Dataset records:
>> START
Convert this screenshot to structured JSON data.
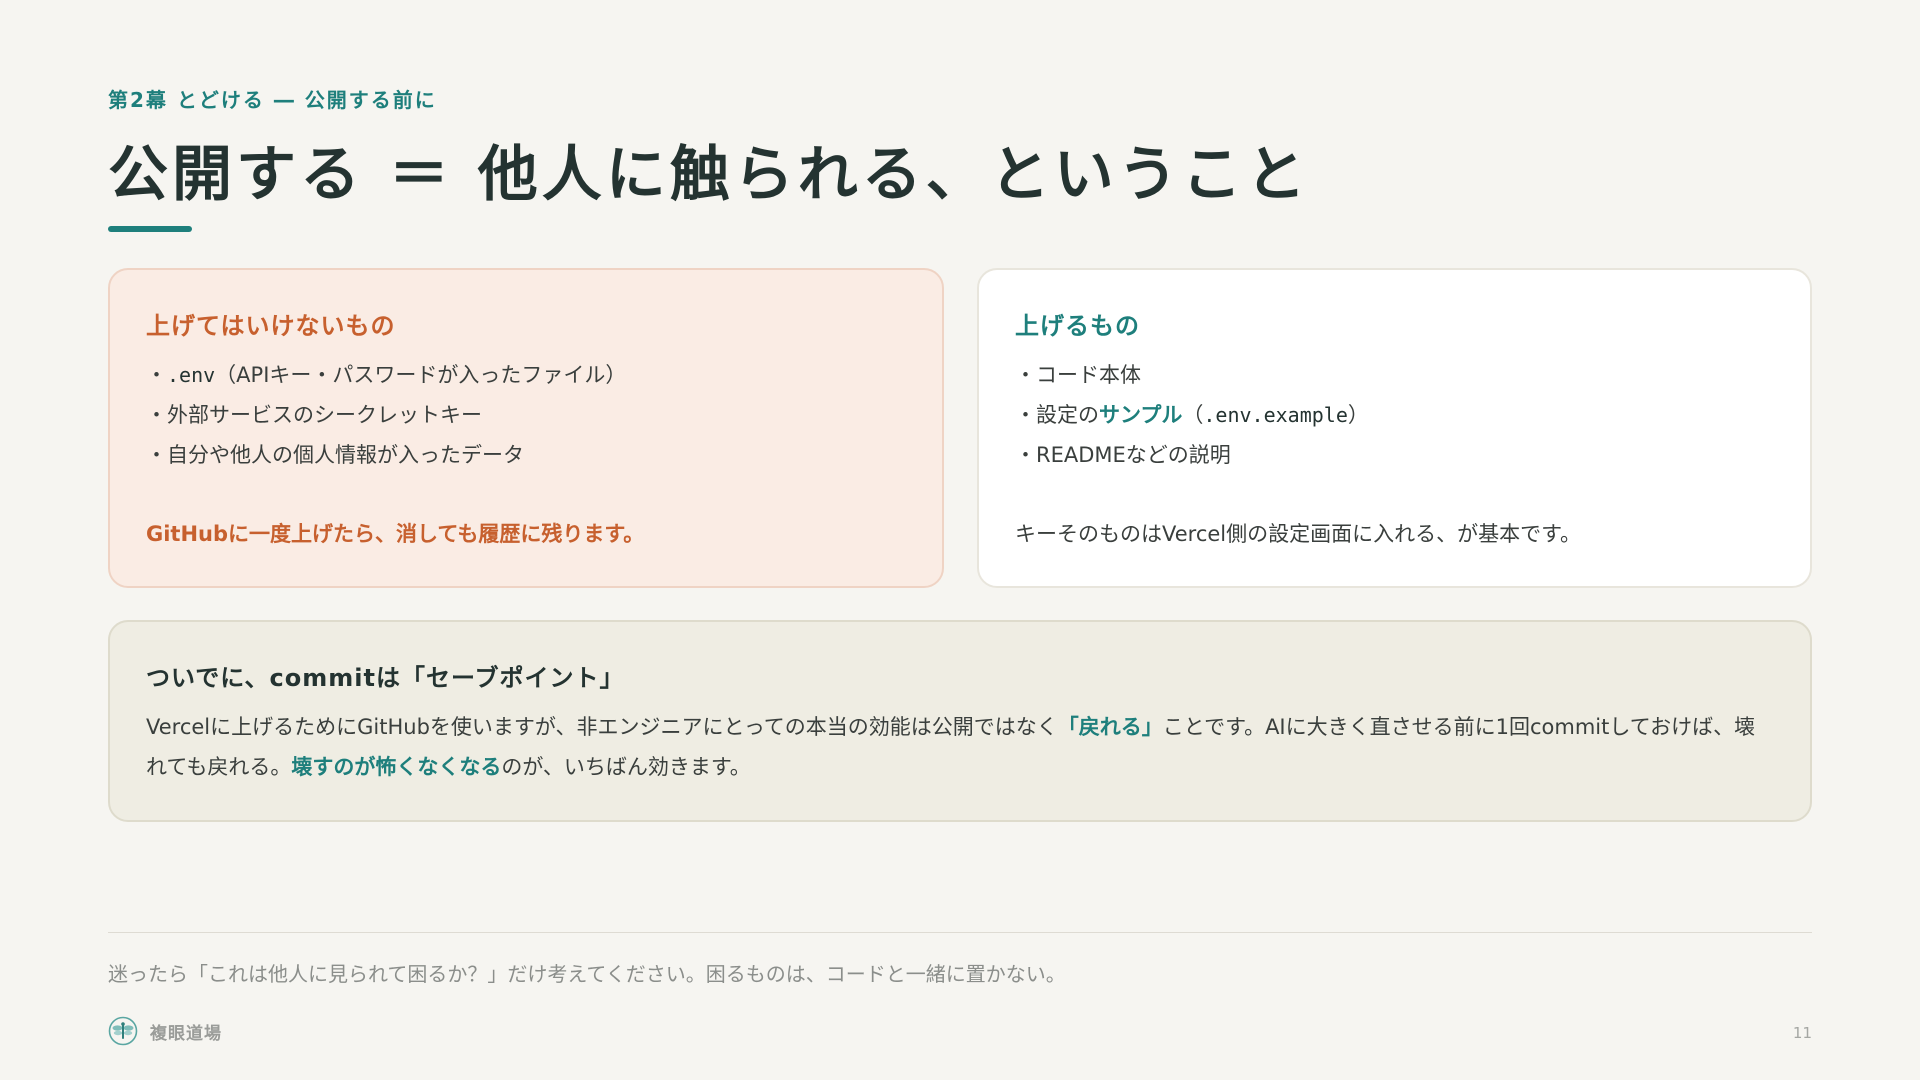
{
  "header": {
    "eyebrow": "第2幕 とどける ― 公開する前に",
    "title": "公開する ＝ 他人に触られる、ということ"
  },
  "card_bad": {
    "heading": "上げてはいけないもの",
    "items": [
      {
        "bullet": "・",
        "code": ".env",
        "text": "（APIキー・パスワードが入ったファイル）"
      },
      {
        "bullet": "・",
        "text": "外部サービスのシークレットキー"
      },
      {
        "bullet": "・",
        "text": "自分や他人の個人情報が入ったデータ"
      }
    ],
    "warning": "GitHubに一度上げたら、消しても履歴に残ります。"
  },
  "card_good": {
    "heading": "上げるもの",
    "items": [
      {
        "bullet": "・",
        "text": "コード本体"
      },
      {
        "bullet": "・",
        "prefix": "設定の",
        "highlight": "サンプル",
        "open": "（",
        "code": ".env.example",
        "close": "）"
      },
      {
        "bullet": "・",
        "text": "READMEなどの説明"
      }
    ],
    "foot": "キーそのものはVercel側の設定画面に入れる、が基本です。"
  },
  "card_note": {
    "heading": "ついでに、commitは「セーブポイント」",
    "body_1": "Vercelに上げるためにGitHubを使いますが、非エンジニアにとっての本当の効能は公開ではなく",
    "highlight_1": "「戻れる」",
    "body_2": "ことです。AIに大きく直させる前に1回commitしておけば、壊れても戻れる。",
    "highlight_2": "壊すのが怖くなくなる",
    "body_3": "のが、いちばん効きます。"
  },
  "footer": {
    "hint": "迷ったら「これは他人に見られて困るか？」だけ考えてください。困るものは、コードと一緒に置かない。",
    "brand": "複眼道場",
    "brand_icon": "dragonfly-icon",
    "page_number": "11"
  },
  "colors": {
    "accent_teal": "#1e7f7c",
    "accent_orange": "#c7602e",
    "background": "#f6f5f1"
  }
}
>> END
Task to carry out: Show all lines from the records above where the word "text" occurs.

Task answer:
        "text": "（APIキー・パスワードが入ったファイル）"
        "text": "外部サービスのシークレットキー"
        "text": "自分や他人の個人情報が入ったデータ"
        "text": "コード本体"
        "text": "READMEなどの説明"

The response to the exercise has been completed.